L'economia statunitense sta recuperando prima del previsto, ma l'occupazione no. I licenziamenti proseguono e trovare lavoro non è facile. E intanto le grandi banche guadagnano soldi a palate, e i loro dirigenti continuano a concedersi stipendi che sono offensivi già in periodi normali, ma che in periodo di crisi rappresentano una provocazione aggressiva nei confronti di una popolazione che ha visto il denaro delle proprie tasse usato per salvare le banche di questi apprendisti stregoni. Nulla lascia presumere che il crack finanziario abbia intaccato l'avidità, l'arroganza e l'ignoranza di Wall Street. Ma tutto lascia presumere che gli americani siano furiosi con Wall Street, e i politici non possono permettersi il lusso di ignorare questo clamore popolare. Obama e i suoi ministri hanno promesso di imporre dei limiti agli eccessi finanziari e di mettere un tetto ai guadagni delle banche e agli stipendi dei banchieri.

L'opinione pubblica è scettica e resta in attesa delle misure che prenderà il governo. In parte, fortemente aizzata dall'opposizione, è convinta che alla fine tutto questo condurrà a un incremento del ruolo dello stato, possibilità che contemplano con orrore. Che ci sarà una maggiore regolamentazione del settore finanziario è indubbio, ma è indubbio anche che non basterà a impedire nuovi eccessi.

Riformare il sistema sanitario americano nel pieno di una crisi economica è al tempo stesso più facile e più difficile. È più difficile perché ovviamente la crisi impone forti restrizioni economiche. Ma è anche più facile perché la crisi stimola la voglia di cambiamento, anche in quei settori che con questa crisi non hanno nulla a che vedere. Bush usò gli attacchi dell'1 settembre come scusa per invadere l'Iraq. Obama usa la crisi finanziaria per cambiare il sistema sanitario. Ma mentre invadere l'Iraq non era necessario, riformare la sanità è indispensabile. La riforma sanitaria tocca tanti e fortissimi interessi contrapposti, al punto che solo la crisi e Obama sono riusciti a sbloccare il processo di cambiamento.

..........

• [ELENCO DEI COMPITI]
1. Nel brano sull'economia e la sanità americane, riscrivi il tratto che parte da "Riformare il sistema" e prosegue fino a "processo di cambiamento.", scambiando "Iraq" con "Afghanistan".
2. Secondo il brano sull'economia e la sanità americane, che cosa hanno promesso Obama e i suoi ministri?
3. Prosegui il brano sulla crisi economica e la riforma sanitaria negli Stati Uniti dal punto in cui si interrompe.
I dati non hanno alcun ruolo in questa attività.

..........

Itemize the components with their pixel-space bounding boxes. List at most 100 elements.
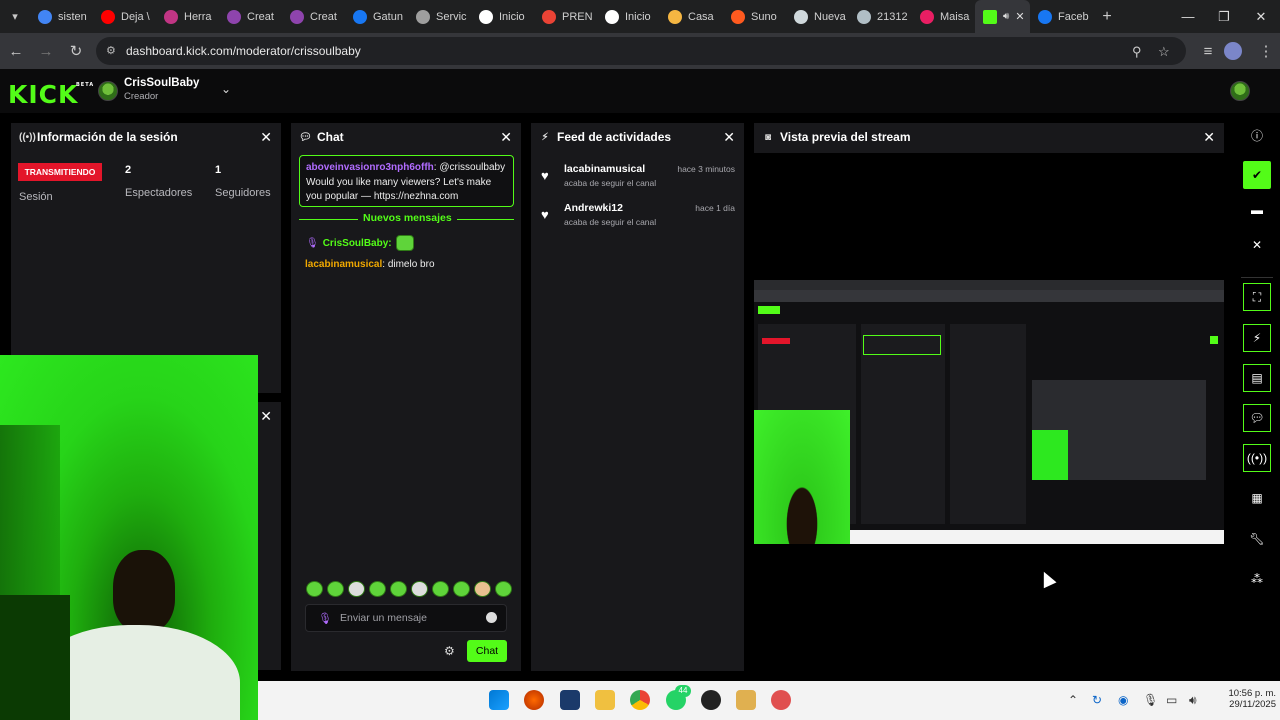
preview-icon[interactable]: ⛶ — [1243, 283, 1271, 311]
sync-icon[interactable]: ↻ — [1092, 693, 1102, 707]
info-icon[interactable]: ⓘ — [1243, 121, 1271, 149]
emote-icon[interactable] — [453, 581, 470, 597]
browser-tab[interactable]: 21312 — [849, 0, 912, 33]
wrench-icon[interactable]: 🔧︎ — [1243, 525, 1271, 553]
tab-favicon-icon — [101, 9, 115, 24]
network-app-icon[interactable]: ◉ — [1118, 693, 1128, 707]
browser-menu-icon[interactable]: ⋮ — [1252, 37, 1280, 65]
viewers-count: 2 — [125, 164, 132, 176]
emote-icon[interactable] — [432, 581, 449, 597]
preview-logo — [758, 306, 780, 314]
chat-username[interactable]: lacabinamusical — [305, 259, 382, 270]
firefox-icon[interactable] — [524, 690, 544, 710]
mouse-cursor-icon — [1037, 568, 1057, 589]
emote-icon[interactable] — [369, 581, 386, 597]
close-tab-icon[interactable]: ✕ — [1015, 10, 1024, 23]
new-tab-button[interactable]: + — [1093, 8, 1121, 26]
app-icon[interactable] — [701, 690, 721, 710]
tab-search-icon[interactable]: ▾ — [0, 0, 30, 33]
browser-tab[interactable]: Inicio — [471, 0, 534, 33]
close-panel-icon[interactable]: ✕ — [500, 129, 512, 146]
check-icon[interactable]: ✔ — [1243, 161, 1271, 189]
chat-bubble-icon[interactable]: 💬︎ — [1243, 404, 1271, 432]
pinned-message[interactable]: aboveinvasionro3nph6offh: @crissoulbaby … — [299, 155, 514, 207]
emote-icon[interactable] — [411, 581, 428, 597]
emoji-picker-icon[interactable] — [486, 612, 497, 623]
app-icon[interactable] — [560, 690, 580, 710]
zoom-icon[interactable]: ⚲ — [1132, 44, 1142, 60]
chat-settings-gear-icon[interactable]: ⚙ — [444, 644, 455, 658]
send-chat-button[interactable]: Chat — [467, 640, 507, 662]
chat-username[interactable]: CrisSoulBaby: — [323, 238, 392, 249]
close-panel-icon[interactable]: ✕ — [260, 129, 272, 146]
browser-tab[interactable]: sisten — [30, 0, 93, 33]
url-text: dashboard.kick.com/moderator/crissoulbab… — [126, 44, 361, 58]
display-icon[interactable]: ▭ — [1166, 693, 1177, 707]
close-panel-icon[interactable]: ✕ — [1203, 129, 1215, 146]
tab-kick-dashboard[interactable]: 🔊︎ ✕ — [975, 0, 1030, 33]
emote-icon[interactable] — [327, 581, 344, 597]
lightning-icon[interactable]: ⚡︎ — [1243, 324, 1271, 352]
browser-tab[interactable]: Casa — [660, 0, 723, 33]
browser-tab[interactable]: PREN — [534, 0, 597, 33]
profile-avatar[interactable] — [1230, 81, 1250, 101]
chevron-up-icon[interactable]: ⌃ — [1068, 693, 1078, 707]
feed-username[interactable]: lacabinamusical — [564, 163, 645, 175]
browser-tab[interactable]: Gatun — [345, 0, 408, 33]
minimize-button[interactable]: — — [1170, 0, 1206, 33]
browser-tab[interactable]: Inicio — [597, 0, 660, 33]
emote-icon[interactable] — [495, 581, 512, 597]
site-info-icon[interactable]: ⚙ — [106, 44, 120, 58]
file-explorer-icon[interactable] — [595, 690, 615, 710]
chat-input[interactable]: 🎙︎ Enviar un mensaje — [305, 604, 507, 632]
document-icon[interactable]: ▤ — [1243, 364, 1271, 392]
media-control-icon[interactable]: ≡ — [1194, 37, 1222, 65]
avatar[interactable] — [98, 81, 118, 101]
kick-logo[interactable]: KICK BETA — [8, 80, 93, 109]
close-panel-icon[interactable]: ✕ — [723, 129, 735, 146]
forward-button[interactable]: → — [32, 37, 60, 65]
tab-favicon-icon — [794, 9, 808, 24]
close-window-button[interactable]: ✕ — [1243, 0, 1279, 33]
channel-switch-chevron-icon[interactable]: ⌄ — [221, 82, 231, 96]
layout-icon[interactable]: ▬ — [1243, 196, 1271, 224]
browser-tab[interactable]: Maisa — [912, 0, 975, 33]
emote-icon[interactable] — [348, 581, 365, 597]
close-panel-icon[interactable]: ✕ — [260, 408, 272, 425]
tab-favicon-icon — [542, 9, 556, 24]
broadcast-icon[interactable]: ((•)) — [1243, 444, 1271, 472]
volume-icon[interactable]: 🔊︎ — [1189, 693, 1197, 708]
feed-item: ♥ Andrewki12 acaba de seguir el canal ha… — [538, 202, 738, 232]
browser-tab[interactable]: Servic — [408, 0, 471, 33]
address-bar[interactable]: ⚙ dashboard.kick.com/moderator/crissoulb… — [96, 37, 1186, 65]
start-menu-icon[interactable] — [489, 690, 509, 710]
tab-favicon-icon — [416, 9, 430, 24]
chrome-icon[interactable] — [630, 690, 650, 710]
emote-icon[interactable] — [474, 581, 491, 597]
feed-username[interactable]: Andrewki12 — [564, 202, 623, 214]
emote-icon[interactable] — [306, 581, 323, 597]
browser-tab[interactable]: Suno — [723, 0, 786, 33]
clock[interactable]: 10:56 p. m. 29/11/2025 — [1210, 688, 1276, 710]
tab-facebook[interactable]: Faceb — [1030, 0, 1093, 33]
browser-tab[interactable]: Creat — [282, 0, 345, 33]
browser-tab[interactable]: Deja \ — [93, 0, 156, 33]
followers-count: 1 — [215, 164, 222, 176]
profile-avatar-icon[interactable] — [1224, 42, 1242, 60]
emote-icon[interactable] — [390, 581, 407, 597]
stream-preview-video[interactable] — [754, 280, 1224, 544]
pinned-username[interactable]: aboveinvasionro3nph6offh — [306, 162, 434, 173]
microphone-icon[interactable]: 🎙︎ — [1143, 693, 1158, 707]
back-button[interactable]: ← — [2, 37, 30, 65]
reload-button[interactable]: ↻ — [62, 37, 90, 65]
app-icon[interactable] — [771, 690, 791, 710]
shapes-icon[interactable]: ⁂ — [1243, 565, 1271, 593]
maximize-button[interactable]: ❐ — [1206, 0, 1242, 33]
app-icon[interactable] — [736, 690, 756, 710]
browser-tab[interactable]: Creat — [219, 0, 282, 33]
browser-tab[interactable]: Nueva — [786, 0, 849, 33]
bookmark-star-icon[interactable]: ☆ — [1158, 44, 1170, 60]
dashboard-icon[interactable]: ▦ — [1243, 484, 1271, 512]
close-icon[interactable]: ✕ — [1243, 231, 1271, 259]
browser-tab[interactable]: Herra — [156, 0, 219, 33]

..........

• [LE RISPOSTE]
1.
Riformare il sistema sanitario americano nel pieno di una crisi economica è al tempo stesso più facile e più difficile. È più difficile perché ovviamente la crisi impone forti restrizioni economiche. Ma è anche più facile perché la crisi stimola la voglia di cambiamento, anche in quei settori che con questa crisi non hanno nulla a che vedere. Bush usò gli attacchi dell'1 settembre come scusa per invadere l'Afghanistan. Obama usa la crisi finanziaria per cambiare il sistema sanitario. Ma mentre invadere l'Afghanistan non era necessario, riformare la sanità è indispensabile. La riforma sanitaria tocca tanti e fortissimi interessi contrapposti, al punto che solo la crisi e Obama sono riusciti a sbloccare il processo di cambiamento.

2. Hanno promesso di imporre dei limiti agli eccessi finanziari e di mettere un tetto ai guadagni delle banche e agli stipendi dei banchieri.

3.
Quello di cui ha bisogno, quello che si aspetta un giovane da un sistema sanitario è molto diverso da quello che chiede un anziano. Un fattore dell'Iowa si rapporta alla sanità in modo diverso da un commerciante della California. I sindacati degli infermieri esigono cose diverse da quelle che chiedono la lobby farmaceutica o quella delle compagnie di assicurazione. I conflitti tra generazioni, regioni, professioni e industrie sono enormi e paralizzanti. Non c'è da stupirsi che stia risultando tanto difficile trovare un compromesso politico accettabile per tutte le parti. Ma dopo tanti spaventi, passi indietro e fallimenti apparenti, la riforma del sistema sanitario passerà. Il sistema che ne uscirà sarà peggiore di quello che servirebbe e di quello che Obama avrebbe desiderato. Però sarà migliore del sistema attuale.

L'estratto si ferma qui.